** begin Stored rows **

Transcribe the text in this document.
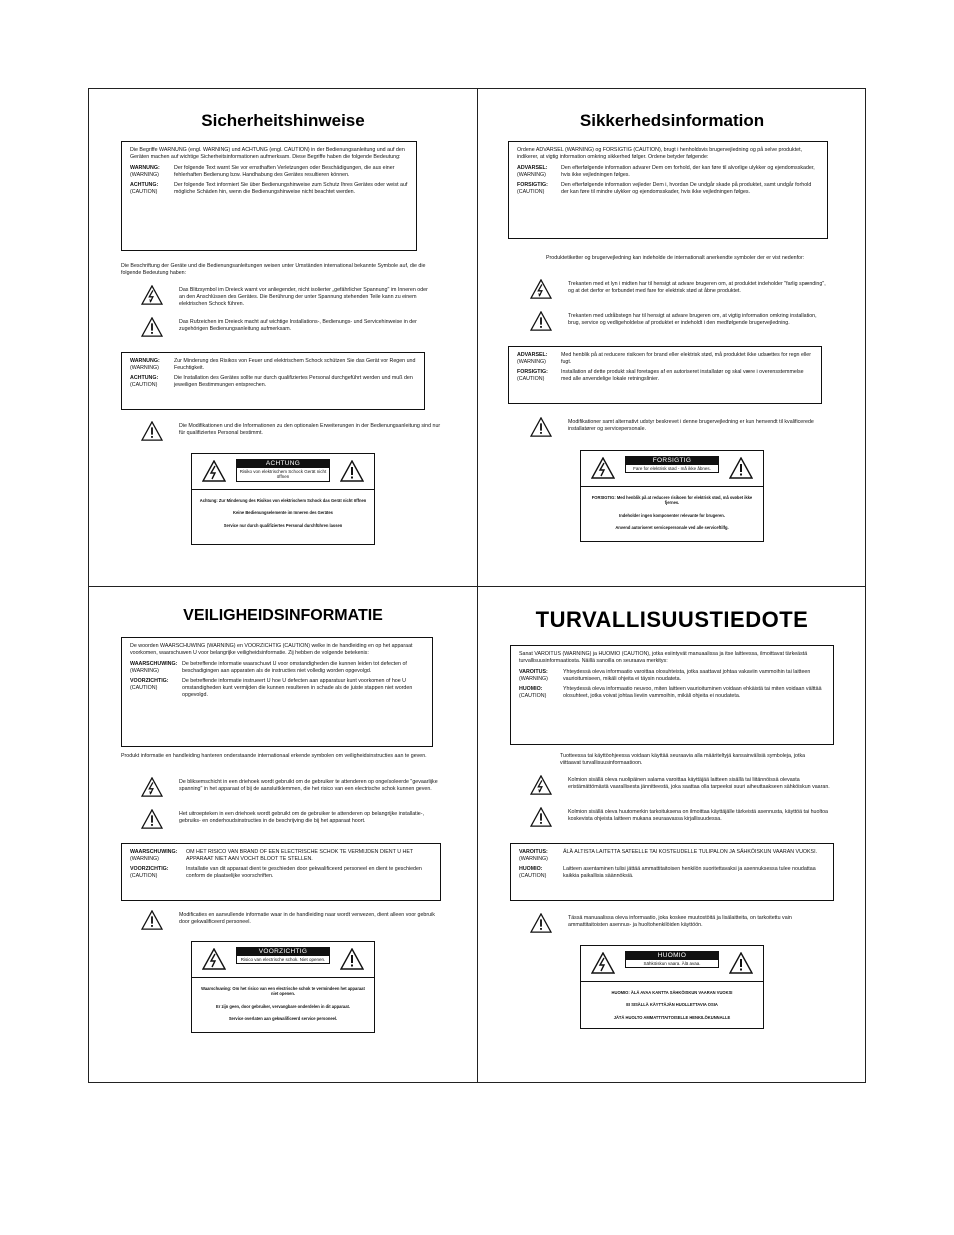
Sicherheitshinweise
Die Begriffe WARNUNG (engl. WARNING) und ACHTUNG (engl. CAUTION) in der Bedienungsanleitung und auf den Geräten machen auf wichtige Sicherheitsinformationen aufmerksam. Diese Begriffe haben die folgende Bedeutung:
WARNUNG:
(WARNING)
Der folgende Text warnt Sie vor ernsthaften Verletzungen oder Beschädigungen, die aus einer fehlerhaften Bedienung bzw. Handhabung des Gerätes resultieren können.
ACHTUNG:
(CAUTION)
Der folgende Text informiert Sie über Bedienungshinweise zum Schutz Ihres Gerätes oder weist auf mögliche Schäden hin, wenn die Bedienungshinweise nicht beachtet werden.
Die Beschriftung der Geräte und die Bedienungsanleitungen weisen unter Umständen international bekannte Symbole auf, die die folgende Bedeutung haben:
Das Blitzsymbol im Dreieck warnt vor anliegender, nicht isolierter „gefährlicher Spannung" im Inneren oder an den Anschlüssen des Gerätes. Die Berührung der unter Spannung stehenden Teile kann zu einem elektrischen Schock führen.
Das Rufzeichen im Dreieck macht auf wichtige Installations-, Bedienungs- und Servicehinweise in der zugehörigen Bedienungsanleitung aufmerksam.
WARNUNG:
(WARNING)
Zur Minderung des Risikos von Feuer und elektrischem Schock schützen Sie das Gerät vor Regen und Feuchtigkeit.
ACHTUNG:
(CAUTION)
Die Installation des Gerätes sollte nur durch qualifiziertes Personal durchgeführt werden und muß den jeweiligen Bestimmungen entsprechen.
Die Modifikationen und die Informationen zu den optionalen Erweiterungen in der Bedienungsanleitung sind nur für qualifiziertes Personal bestimmt.
ACHTUNG
Risiko von elektrischem Schock Gerät nicht öffnen
Achtung: Zur Minderung des Risikos von elektrischem Schock das Gerät nicht öffnen
Keine Bedienungselemente im Inneren des Gerätes
Service nur durch qualifiziertes Personal durchführen lassen
Sikkerhedsinformation
Ordene ADVARSEL (WARNING) og FORSIGTIG (CAUTION), brugt i henholdsvis brugervejledning og på selve produktet, indikerer, at vigtig information omkring sikkerhed følger. Ordene betyder følgende:
ADVARSEL:
(WARNING)
Den efterfølgende information advarer Dem om forhold, der kan føre til alvorlige ulykker og ejendomsskader, hvis ikke vejledningen følges.
FORSIGTIG:
(CAUTION)
Den efterfølgende information vejleder Dem i, hvordan De undgår skade på produktet, samt undgår forhold der kan føre til mindre ulykker og ejendomsskader, hvis ikke vejledningen følges.
Produktetiketter og brugervejledning kan indeholde de internationalt anerkendte symboler der er vist nedenfor:
Trekanten med et lyn i midten har til hensigt at advare brugeren om, at produktet indeholder "farlig spænding", og at det derfor er forbundet med fare for elektrisk stød at åbne produktet.
Trekanten med udråbstegn har til hensigt at advare brugeren om, at vigtig information omkring installation, brug, service og vedligeholdelse af produktet er indeholdt i den medfølgende brugervejledning.
ADVARSEL:
(WARNING)
Med henblik på at reducere risikoen for brand eller elektrisk stød, må produktet ikke udsættes for regn eller fugt.
FORSIGTIG:
(CAUTION)
Installation af dette produkt skal foretages af en autoriseret installatør og skal være i overensstemmelse med alle anvendelige lokale retningslinier.
Modifikationer samt alternativt udstyr beskrevet i denne brugervejledning er kun henvendt til kvalificerede installatører og servicepersonale.
FORSIGTIG
Fare for elektrisk stød - må ikke åbnes.
FORSIGTIG: Med henblik på at reducere risikoen for elektrisk stød, må svøbet ikke fjernes.
Indeholder ingen komponenter relevante for brugeren.
Anvend autoriseret servicepersonale ved alle serviceftilfg.
VEILIGHEIDSINFORMATIE
De woorden WAARSCHUWING (WARNING) en VOORZICHTIG (CAUTION) welke in de handleiding en op het apparaat voorkomen, waarschuwen U voor belangrijke veiligheidsinformatie. Zij hebben de volgende betekenis:
WAARSCHUWING:
(WARNING)
De betreffende informatie waarschuwt U voor omstandigheden die kunnen leiden tot defecten of beschadigingen aan apparaten als de instructies niet volledig worden opgevolgd.
VOORZICHTIG:
(CAUTION)
De betreffende informatie instrueert U hoe U defecten aan apparatuur kunt voorkomen of hoe U omstandigheden kunt vermijden die kunnen resulteren in schade als de juiste stappen niet worden opgevolgd.
Produkt informatie en handleiding hanteren onderstaande internationaal erkende symbolen om veiligheidsinstructies aan te geven.
De bliksemschicht in een driehoek wordt gebruikt om de gebruiker te attenderen op ongeïsoleerde "gevaarlijke spanning" in het apparaat of bij de aansluitklemmen, die het risico van een electrische schok kunnen geven.
Het uitroepteken in een driehoek wordt gebruikt om de gebruiker te attenderen op belangrijke installatie-, gebruiks- en onderhoudsinstructies in de beschrijving die bij het apparaat hoort.
WAARSCHUWING:
(WARNING)
OM HET RISICO VAN BRAND OF EEN ELECTRISCHE SCHOK TE VERMIJDEN DIENT U HET APPARAAT NIET AAN VOCHT BLOOT TE STELLEN.
VOORZICHTIG:
(CAUTION)
Installatie van dit apparaat dient te geschieden door gekwalificeerd personeel en dient te geschieden conform de plaatselijke voorschriften.
Modificaties en aanvullende informatie waar in de handleiding naar wordt verwezen, dient alleen voor gebruik door gekwalificeerd personeel.
VOORZICHTIG
Risico van electrische schok. Niet openen.
Waarschuwing: Om het risico van een electrische schok te vermindeen het apparaat niet openen.
Er zijn geen, door gebruiker, vervangbare onderdelen in dit apparaat.
Service overlaten aan gekwalificeerd service personeel.
TURVALLISUUSTIEDOTE
Sanat VAROITUS (WARNING) ja HUOMIO (CAUTION), jotka esiintyvät manuaalissa ja itse laitteessa, ilmoittavat tärkeästä turvallisuusinformaatiosta. Näillä sanoilla on seuraava merkitys:
VAROITUS:
(WARNING)
Yhteydessä oleva informaatio varoittaa olosuhteista, jotka saattavat johtaa vakaviin vammoihin tai laitteen vaurioitumiseen, mikäli ohjeita ei täysin noudateta.
HUOMIO:
(CAUTION)
Yhteydessä oleva informaatio neuvoo, miten laitteen vaurioituminen voidaan ehkäistä tai miten voidaan välttää olosuhteet, jotka voivat johtaa lieviin vammoihin, mikäli ohjeita ei noudateta.
Tuotteessa tai käyttöohjeessa voidaan käyttää seuraavia alla määriteltyjä kansainvälisiä symboleja, jotka viittaavat turvallisuusinformaatioon.
Kolmion sisällä oleva nuolipäinen salama varoittaa käyttäjää laitteen sisällä tai liitännöissä olevasta eristämättömästä vaarallisesta jännitteestä, joka saattaa olla tarpeeksi suuri aiheuttaakseen sähköiskun vaaran.
Kolmion sisällä oleva huutomerkin tarkoituksena on ilmoittaa käyttäjälle tärkeistä asennusta, käyttöä tai huoltoa koskevista ohjeista laitteen mukana seuraavassa kirjallisuudessa.
VAROITUS:
(WARNING)
ÄLÄ ALTISTA LAITETTA SATEELLE TAI KOSTEUDELLE TULIPALON JA SÄHKÖISKUN VAARAN VUOKSI.
HUOMIO:
(CAUTION)
Laitteen asentaminen tulisi jättää ammattitaitoisen henkilön suoritettavaksi ja asennuksessa tulee noudattaa kaikkia paikallisia säännöksiä.
Tässä manuaalissa oleva informaatio, joka koskee muutostöitä ja lisälaitteita, on tarkoitettu vain ammattitaitoisten asennus- ja huoltohenkilöiden käyttöön.
HUOMIO
Sähköiskun vaara. Älä avaa.
HUOMIO: ÄLÄ AVAA KANTTA SÄHKÖISKUN VAARAN VUOKSI
EI SISÄLLÄ KÄYTTÄJÄN HUOLLETTAVIA OSIA
JÄTÄ HUOLTO AMMATTITAITOISELLE HENKILÖKUNNALLE
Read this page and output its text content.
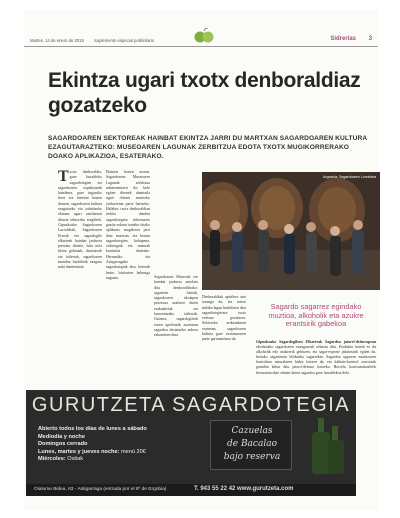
Martes, 14 de enero de 2015 Suplemento especial publicitario	Sidrerías 3
Ekintza ugari txotx denboraldiaz gozatzeko

SAGARDOAREN SEKTOREAK HAINBAT EKINTZA JARRI DU MARTXAN SAGARDOAREN KULTURA EZAGUTARAZTEKO: MUSEOAREN LAGUNAK ZERBITZUA EDOTA TXOTX MUGIKORRERAKO DOAKO APLIKAZIOA, ESATERAKO.

Txotx denboraldia, gure lurraldeko sagardotegien eta sagardoaren ospakizunik handiena, gure inguruko herri eta hirietan hasten denean, sagardoaren kultura ezagutzeko eta zabaltzeko ekimen ugari antolatzen dituzte sektoreko eragileek. Gipuzkoako Sagardoaren Lurraldeak, Sagardoaren Etxeak eta sagardogile elkarteek hainbat jarduera prestatu dituzte, hala nola bisita gidatuak, dastatzeak eta tailerrak, sagardoaren mundua hurbiletik ezagutu nahi dutenentzat.
Ekimen horien artean, Sagardoaren Museoaren Lagunak zerbitzua nabarmentzen da: kide egiten direnek abantaila ugari dituzte museoko jardueretan parte hartzeko. Halaber, txotx denboraldian irekita dauden sagardotegien informazio guztia eskura izateko doako aplikazio mugikorra jarri dute martxan, eta bertan sagardotegien kokapena, ordutegiak eta menuak kontsulta daitezke. Hernaniko eta Astigarragako sagardotegiak dira, besteak beste, bisitarien helmuga nagusia.
Argazkia: Sagardoaren Lurraldea
Sagardoaren Museoak ere hainbat jarduera antolatu ditu denboraldirako: sagastien bisitak, sagardoaren ekoizpen prozesua azaltzen duten erakusketak eta haurrentzako tailerrak. Gainera, sagardogileek euren upeletatik zuzenean sagardoa dastatzeko aukera eskaintzen dute.
Denboraldiak apirilera arte iraungo du, eta urtero milaka lagun hurbiltzen dira sagardotegietara txotx errituaz gozatzera. Sektoreko arduradunen esanetan, sagardoaren kultura gure nortasunaren parte garrantzitsua da.

Sagardo sagarrez egindako muztioa, alkoholik eta azukre erantsirik gabekoa

Gipuzkoako Sagardogileen Elkarteak Sagardoa jatorri-deiturapean ekoitzitako sagardoaren ezaugarriak zehaztu ditu. Produktu honek ez du alkoholik edo azukrerik gehitzen, eta sagar-espezie jakinetatik egiten da, bertako sagastietan bildutako sagarrekin. Sagardoa sagarren muztioaren hartzidura naturalaren bidez lortzen da, eta kalitate-kontrol zorrotzak gainditu behar ditu jatorri-deitura lortzeko. Horrela, kontsumitzaileek bermatuta dute edaten duten sagardoa gure lurraldekoa dela.
GURUTZETA SAGARDOTEGIA
Abierto todos los días de lunes a sábado
Mediodía y noche
Domingos cerrado
Lunes, martes y jueves noche: menú 20€
Miércoles: Ostiak
Cazuelas
de Bacalao
bajo reserva
Oialume Bidea, 63 - Astigarraga (entrada por el 8º de Ergobia)	T. 943 55 22 42 www.gurutzeta.com
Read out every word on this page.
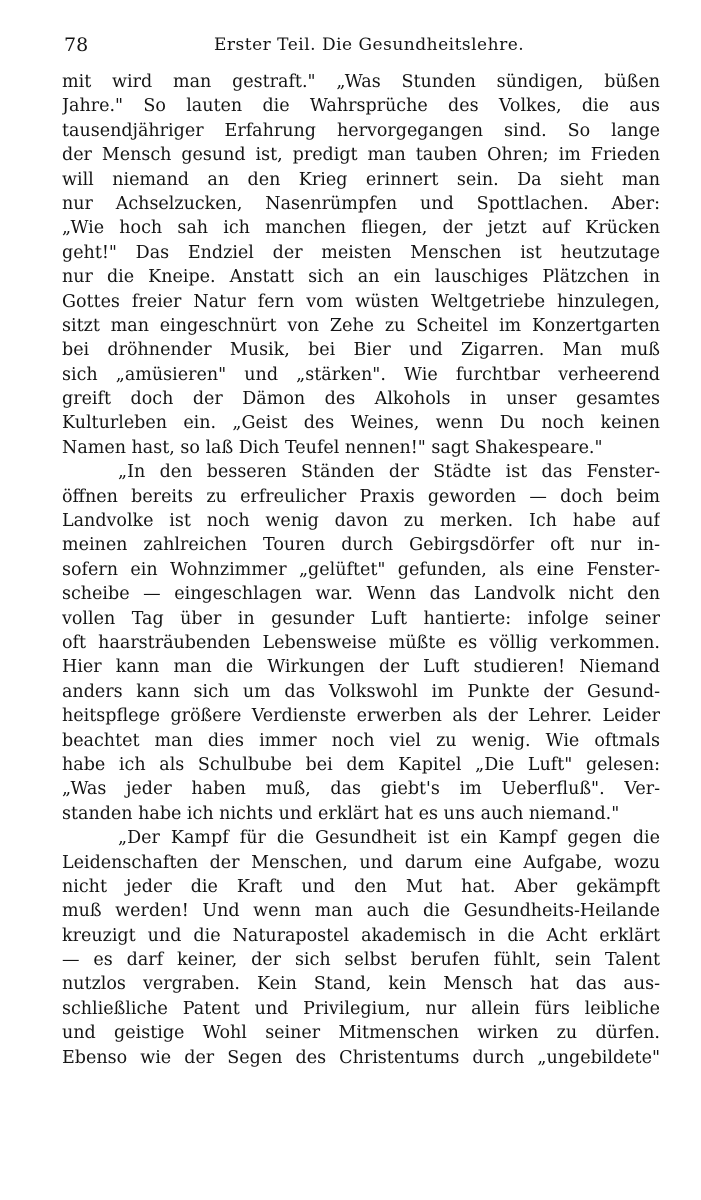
78	Erster Teil. Die Gesundheitslehre.
mit wird man gestraft." „Was Stunden sündigen, büßen
Jahre." So lauten die Wahrsprüche des Volkes, die aus
tausendjähriger Erfahrung hervorgegangen sind. So lange
der Mensch gesund ist, predigt man tauben Ohren; im Frieden
will niemand an den Krieg erinnert sein. Da sieht man
nur Achselzucken, Nasenrümpfen und Spottlachen. Aber:
„Wie hoch sah ich manchen fliegen, der jetzt auf Krücken
geht!" Das Endziel der meisten Menschen ist heutzutage
nur die Kneipe. Anstatt sich an ein lauschiges Plätzchen in
Gottes freier Natur fern vom wüsten Weltgetriebe hinzulegen,
sitzt man eingeschnürt von Zehe zu Scheitel im Konzertgarten
bei dröhnender Musik, bei Bier und Zigarren. Man muß
sich „amüsieren" und „stärken". Wie furchtbar verheerend
greift doch der Dämon des Alkohols in unser gesamtes
Kulturleben ein. „Geist des Weines, wenn Du noch keinen
Namen hast, so laß Dich Teufel nennen!" sagt Shakespeare."
„In den besseren Ständen der Städte ist das Fenster-
öffnen bereits zu erfreulicher Praxis geworden — doch beim
Landvolke ist noch wenig davon zu merken. Ich habe auf
meinen zahlreichen Touren durch Gebirgsdörfer oft nur in-
sofern ein Wohnzimmer „gelüftet" gefunden, als eine Fenster-
scheibe — eingeschlagen war. Wenn das Landvolk nicht den
vollen Tag über in gesunder Luft hantierte: infolge seiner
oft haarsträubenden Lebensweise müßte es völlig verkommen.
Hier kann man die Wirkungen der Luft studieren! Niemand
anders kann sich um das Volkswohl im Punkte der Gesund-
heitspflege größere Verdienste erwerben als der Lehrer. Leider
beachtet man dies immer noch viel zu wenig. Wie oftmals
habe ich als Schulbube bei dem Kapitel „Die Luft" gelesen:
„Was jeder haben muß, das giebt's im Ueberfluß". Ver-
standen habe ich nichts und erklärt hat es uns auch niemand."
„Der Kampf für die Gesundheit ist ein Kampf gegen die
Leidenschaften der Menschen, und darum eine Aufgabe, wozu
nicht jeder die Kraft und den Mut hat. Aber gekämpft
muß werden! Und wenn man auch die Gesundheits-Heilande
kreuzigt und die Naturapostel akademisch in die Acht erklärt
— es darf keiner, der sich selbst berufen fühlt, sein Talent
nutzlos vergraben. Kein Stand, kein Mensch hat das aus-
schließliche Patent und Privilegium, nur allein fürs leibliche
und geistige Wohl seiner Mitmenschen wirken zu dürfen.
Ebenso wie der Segen des Christentums durch „ungebildete"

** end Stored rows **

Exercise aim:
Sift the material for lines with the string "VUOKSI". Copy each one found.

Answer to the exercise:
ÄLÄ ALTISTA LAITETTA SATEELLE TAI KOSTEUDELLE TULIPALON JA SÄHKÖISKUN VAARAN VUOKSI.
HUOMIO: ÄLÄ AVAA KANTTA SÄHKÖISKUN VAARAN VUOKSI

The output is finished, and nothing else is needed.